Goal of the exercise: Look through the records that follow. Copy every line containing the word "value".

Entries shown:

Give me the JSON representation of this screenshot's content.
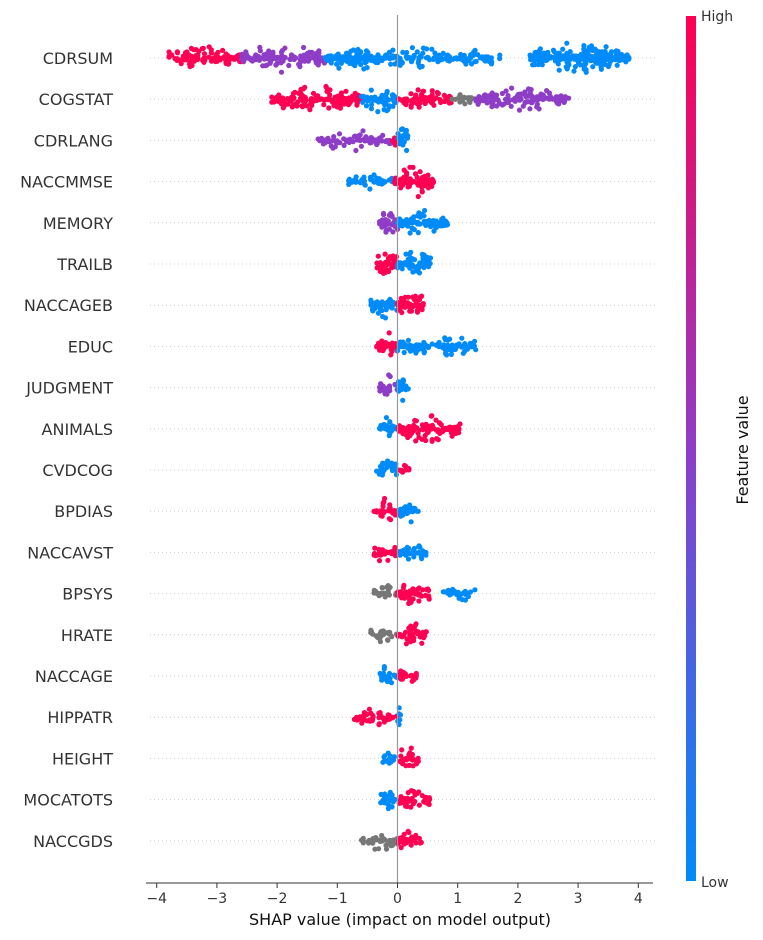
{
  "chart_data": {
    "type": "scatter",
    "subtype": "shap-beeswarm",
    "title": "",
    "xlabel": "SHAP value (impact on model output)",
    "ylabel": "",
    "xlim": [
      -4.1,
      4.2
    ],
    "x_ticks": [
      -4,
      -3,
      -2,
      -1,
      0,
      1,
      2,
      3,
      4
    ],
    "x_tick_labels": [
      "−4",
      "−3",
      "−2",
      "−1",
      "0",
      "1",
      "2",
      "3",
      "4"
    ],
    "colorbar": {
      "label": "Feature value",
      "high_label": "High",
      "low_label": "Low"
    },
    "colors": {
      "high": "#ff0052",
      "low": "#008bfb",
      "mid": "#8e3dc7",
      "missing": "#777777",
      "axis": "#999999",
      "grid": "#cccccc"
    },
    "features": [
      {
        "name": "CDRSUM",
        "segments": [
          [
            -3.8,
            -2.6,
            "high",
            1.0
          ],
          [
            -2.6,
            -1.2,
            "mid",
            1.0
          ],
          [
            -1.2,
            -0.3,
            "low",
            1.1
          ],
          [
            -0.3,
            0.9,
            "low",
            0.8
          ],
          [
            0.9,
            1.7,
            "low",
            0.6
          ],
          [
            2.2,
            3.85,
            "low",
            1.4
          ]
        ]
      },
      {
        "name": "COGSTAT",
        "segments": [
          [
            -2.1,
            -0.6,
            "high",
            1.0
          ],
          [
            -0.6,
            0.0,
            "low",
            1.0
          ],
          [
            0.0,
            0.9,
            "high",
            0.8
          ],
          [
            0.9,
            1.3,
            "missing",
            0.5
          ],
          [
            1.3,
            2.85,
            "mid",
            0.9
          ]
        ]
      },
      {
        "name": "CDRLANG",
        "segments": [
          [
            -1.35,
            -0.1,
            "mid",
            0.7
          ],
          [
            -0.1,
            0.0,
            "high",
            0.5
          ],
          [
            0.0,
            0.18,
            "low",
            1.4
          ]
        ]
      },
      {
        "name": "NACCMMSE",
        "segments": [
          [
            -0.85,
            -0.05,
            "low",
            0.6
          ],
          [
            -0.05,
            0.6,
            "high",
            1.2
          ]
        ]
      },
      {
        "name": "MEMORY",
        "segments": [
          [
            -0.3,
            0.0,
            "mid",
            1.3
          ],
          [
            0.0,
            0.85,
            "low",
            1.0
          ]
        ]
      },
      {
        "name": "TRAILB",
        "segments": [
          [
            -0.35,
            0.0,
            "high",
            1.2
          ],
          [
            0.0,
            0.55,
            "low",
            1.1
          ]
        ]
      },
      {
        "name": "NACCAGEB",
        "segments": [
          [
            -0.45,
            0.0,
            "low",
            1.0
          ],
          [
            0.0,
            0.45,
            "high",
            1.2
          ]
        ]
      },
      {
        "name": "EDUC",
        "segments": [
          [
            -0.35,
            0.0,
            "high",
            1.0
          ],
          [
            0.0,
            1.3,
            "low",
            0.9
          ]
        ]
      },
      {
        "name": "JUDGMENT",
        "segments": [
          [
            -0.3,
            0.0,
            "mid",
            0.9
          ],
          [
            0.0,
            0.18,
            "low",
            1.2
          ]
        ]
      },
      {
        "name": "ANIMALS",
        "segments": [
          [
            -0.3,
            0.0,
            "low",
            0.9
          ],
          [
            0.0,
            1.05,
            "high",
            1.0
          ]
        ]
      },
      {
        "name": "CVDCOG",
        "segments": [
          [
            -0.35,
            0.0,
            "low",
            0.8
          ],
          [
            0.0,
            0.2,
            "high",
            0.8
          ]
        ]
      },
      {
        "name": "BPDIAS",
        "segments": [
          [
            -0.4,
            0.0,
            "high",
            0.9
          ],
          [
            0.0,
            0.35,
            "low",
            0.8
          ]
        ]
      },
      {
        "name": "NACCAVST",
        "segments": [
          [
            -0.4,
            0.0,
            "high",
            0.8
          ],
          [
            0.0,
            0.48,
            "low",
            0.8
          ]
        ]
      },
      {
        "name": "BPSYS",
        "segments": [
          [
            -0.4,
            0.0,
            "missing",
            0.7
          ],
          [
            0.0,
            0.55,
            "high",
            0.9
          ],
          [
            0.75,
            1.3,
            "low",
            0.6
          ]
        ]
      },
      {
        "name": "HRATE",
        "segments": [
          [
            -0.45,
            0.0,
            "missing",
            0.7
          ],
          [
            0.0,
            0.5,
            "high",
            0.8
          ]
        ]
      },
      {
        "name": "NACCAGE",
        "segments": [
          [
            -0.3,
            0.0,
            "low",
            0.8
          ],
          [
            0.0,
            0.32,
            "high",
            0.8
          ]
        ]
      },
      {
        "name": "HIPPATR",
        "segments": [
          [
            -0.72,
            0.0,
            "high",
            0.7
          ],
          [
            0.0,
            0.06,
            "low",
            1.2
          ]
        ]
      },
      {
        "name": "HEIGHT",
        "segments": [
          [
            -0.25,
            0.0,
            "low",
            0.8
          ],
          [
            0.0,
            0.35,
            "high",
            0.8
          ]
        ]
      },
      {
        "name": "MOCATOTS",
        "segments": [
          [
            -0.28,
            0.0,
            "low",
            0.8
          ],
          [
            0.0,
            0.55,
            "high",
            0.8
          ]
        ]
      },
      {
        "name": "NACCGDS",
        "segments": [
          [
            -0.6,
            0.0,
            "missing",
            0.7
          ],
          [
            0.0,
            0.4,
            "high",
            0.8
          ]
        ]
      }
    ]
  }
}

Task result:
    "xlabel": "SHAP value (impact on model output)",
      "label": "Feature value",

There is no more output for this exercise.